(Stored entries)

┄┄┄┄┄┄┄┄┄┄┄┄┄┄┄┄┄┄┄┄

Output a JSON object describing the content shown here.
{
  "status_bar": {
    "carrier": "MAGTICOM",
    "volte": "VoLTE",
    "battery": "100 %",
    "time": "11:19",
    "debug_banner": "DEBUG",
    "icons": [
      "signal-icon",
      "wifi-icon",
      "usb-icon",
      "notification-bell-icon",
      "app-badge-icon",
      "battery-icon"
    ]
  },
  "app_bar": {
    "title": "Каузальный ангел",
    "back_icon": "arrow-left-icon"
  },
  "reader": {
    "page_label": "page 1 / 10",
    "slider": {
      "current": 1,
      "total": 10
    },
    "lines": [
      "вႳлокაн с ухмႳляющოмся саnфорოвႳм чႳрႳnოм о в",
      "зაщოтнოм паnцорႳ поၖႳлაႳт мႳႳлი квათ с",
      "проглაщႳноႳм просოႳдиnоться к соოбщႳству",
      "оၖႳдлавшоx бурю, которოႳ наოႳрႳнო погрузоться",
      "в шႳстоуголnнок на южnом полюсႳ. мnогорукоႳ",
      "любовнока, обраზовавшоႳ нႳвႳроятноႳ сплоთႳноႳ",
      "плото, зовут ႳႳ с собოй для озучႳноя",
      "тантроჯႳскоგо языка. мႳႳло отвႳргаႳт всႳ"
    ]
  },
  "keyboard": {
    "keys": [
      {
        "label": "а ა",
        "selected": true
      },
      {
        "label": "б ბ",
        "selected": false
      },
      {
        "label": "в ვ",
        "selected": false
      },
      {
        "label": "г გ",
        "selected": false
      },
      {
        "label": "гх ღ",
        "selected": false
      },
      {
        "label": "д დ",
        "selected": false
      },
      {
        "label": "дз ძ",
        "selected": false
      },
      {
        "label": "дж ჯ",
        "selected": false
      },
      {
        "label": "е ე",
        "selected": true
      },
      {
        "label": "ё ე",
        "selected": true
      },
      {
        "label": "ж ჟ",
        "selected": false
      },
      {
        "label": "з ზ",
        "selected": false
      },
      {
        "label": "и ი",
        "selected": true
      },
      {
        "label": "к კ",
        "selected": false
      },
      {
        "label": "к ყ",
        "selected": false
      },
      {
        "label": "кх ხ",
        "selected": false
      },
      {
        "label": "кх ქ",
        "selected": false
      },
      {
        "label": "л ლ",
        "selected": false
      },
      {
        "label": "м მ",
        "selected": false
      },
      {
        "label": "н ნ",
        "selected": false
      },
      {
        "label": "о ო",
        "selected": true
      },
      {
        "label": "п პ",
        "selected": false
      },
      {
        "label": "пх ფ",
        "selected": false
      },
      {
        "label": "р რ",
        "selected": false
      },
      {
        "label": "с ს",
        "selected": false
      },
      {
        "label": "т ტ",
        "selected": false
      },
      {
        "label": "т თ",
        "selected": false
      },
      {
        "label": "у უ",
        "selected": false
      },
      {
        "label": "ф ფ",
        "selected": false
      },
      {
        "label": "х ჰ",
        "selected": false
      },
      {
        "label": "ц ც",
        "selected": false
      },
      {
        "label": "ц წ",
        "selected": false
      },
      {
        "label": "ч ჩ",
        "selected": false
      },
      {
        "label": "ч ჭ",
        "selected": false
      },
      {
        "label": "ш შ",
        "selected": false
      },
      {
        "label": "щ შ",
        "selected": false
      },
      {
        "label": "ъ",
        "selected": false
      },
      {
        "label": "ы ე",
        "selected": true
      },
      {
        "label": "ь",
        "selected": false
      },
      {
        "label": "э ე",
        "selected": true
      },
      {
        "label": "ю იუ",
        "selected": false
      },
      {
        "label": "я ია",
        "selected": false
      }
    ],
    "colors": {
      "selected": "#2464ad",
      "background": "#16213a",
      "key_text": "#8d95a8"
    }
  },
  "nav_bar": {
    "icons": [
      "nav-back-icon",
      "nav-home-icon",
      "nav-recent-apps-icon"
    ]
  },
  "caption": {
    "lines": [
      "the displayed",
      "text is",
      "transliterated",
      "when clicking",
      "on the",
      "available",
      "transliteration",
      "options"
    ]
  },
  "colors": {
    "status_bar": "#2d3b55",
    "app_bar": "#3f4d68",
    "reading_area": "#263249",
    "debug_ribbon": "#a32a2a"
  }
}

┄┄┄┄┄┄┄┄┄┄┄┄┄┄┄┄┄┄┄┄

What needs to be done ▸ Type out the material again exactly as presented.

Reply ▸
Output a JSON object describing the content shown here.
{
  "status_bar": {
    "carrier": "MAGTICOM",
    "volte": "VoLTE",
    "battery": "100 %",
    "time": "11:19",
    "debug_banner": "DEBUG",
    "icons": [
      "signal-icon",
      "wifi-icon",
      "usb-icon",
      "notification-bell-icon",
      "app-badge-icon",
      "battery-icon"
    ]
  },
  "app_bar": {
    "title": "Каузальный ангел",
    "back_icon": "arrow-left-icon"
  },
  "reader": {
    "page_label": "page 1 / 10",
    "slider": {
      "current": 1,
      "total": 10
    },
    "lines": [
      "вႳлокაн с ухмႳляющოмся саnфорოвႳм чႳрႳnოм о в",
      "зაщოтнოм паnцорႳ поၖႳлაႳт мႳႳлი квათ с",
      "проглაщႳноႳм просოႳдиnоться к соოбщႳству",
      "оၖႳдлавшоx бурю, которოႳ наოႳрႳнო погрузоться",
      "в шႳстоуголnнок на южnом полюсႳ. мnогорукоႳ",
      "любовнока, обраზовавшоႳ нႳвႳроятноႳ сплоთႳноႳ",
      "плото, зовут ႳႳ с собოй для озучႳноя",
      "тантроჯႳскоგо языка. мႳႳло отвႳргаႳт всႳ"
    ]
  },
  "keyboard": {
    "keys": [
      {
        "label": "а ა",
        "selected": true
      },
      {
        "label": "б ბ",
        "selected": false
      },
      {
        "label": "в ვ",
        "selected": false
      },
      {
        "label": "г გ",
        "selected": false
      },
      {
        "label": "гх ღ",
        "selected": false
      },
      {
        "label": "д დ",
        "selected": false
      },
      {
        "label": "дз ძ",
        "selected": false
      },
      {
        "label": "дж ჯ",
        "selected": false
      },
      {
        "label": "е ე",
        "selected": true
      },
      {
        "label": "ё ე",
        "selected": true
      },
      {
        "label": "ж ჟ",
        "selected": false
      },
      {
        "label": "з ზ",
        "selected": false
      },
      {
        "label": "и ი",
        "selected": true
      },
      {
        "label": "к კ",
        "selected": false
      },
      {
        "label": "к ყ",
        "selected": false
      },
      {
        "label": "кх ხ",
        "selected": false
      },
      {
        "label": "кх ქ",
        "selected": false
      },
      {
        "label": "л ლ",
        "selected": false
      },
      {
        "label": "м მ",
        "selected": false
      },
      {
        "label": "н ნ",
        "selected": false
      },
      {
        "label": "о ო",
        "selected": true
      },
      {
        "label": "п პ",
        "selected": false
      },
      {
        "label": "пх ფ",
        "selected": false
      },
      {
        "label": "р რ",
        "selected": false
      },
      {
        "label": "с ს",
        "selected": false
      },
      {
        "label": "т ტ",
        "selected": false
      },
      {
        "label": "т თ",
        "selected": false
      },
      {
        "label": "у უ",
        "selected": false
      },
      {
        "label": "ф ფ",
        "selected": false
      },
      {
        "label": "х ჰ",
        "selected": false
      },
      {
        "label": "ц ც",
        "selected": false
      },
      {
        "label": "ц წ",
        "selected": false
      },
      {
        "label": "ч ჩ",
        "selected": false
      },
      {
        "label": "ч ჭ",
        "selected": false
      },
      {
        "label": "ш შ",
        "selected": false
      },
      {
        "label": "щ შ",
        "selected": false
      },
      {
        "label": "ъ",
        "selected": false
      },
      {
        "label": "ы ე",
        "selected": true
      },
      {
        "label": "ь",
        "selected": false
      },
      {
        "label": "э ე",
        "selected": true
      },
      {
        "label": "ю იუ",
        "selected": false
      },
      {
        "label": "я ია",
        "selected": false
      }
    ],
    "colors": {
      "selected": "#2464ad",
      "background": "#16213a",
      "key_text": "#8d95a8"
    }
  },
  "nav_bar": {
    "icons": [
      "nav-back-icon",
      "nav-home-icon",
      "nav-recent-apps-icon"
    ]
  },
  "caption": {
    "lines": [
      "the displayed",
      "text is",
      "transliterated",
      "when clicking",
      "on the",
      "available",
      "transliteration",
      "options"
    ]
  },
  "colors": {
    "status_bar": "#2d3b55",
    "app_bar": "#3f4d68",
    "reading_area": "#263249",
    "debug_ribbon": "#a32a2a"
  }
}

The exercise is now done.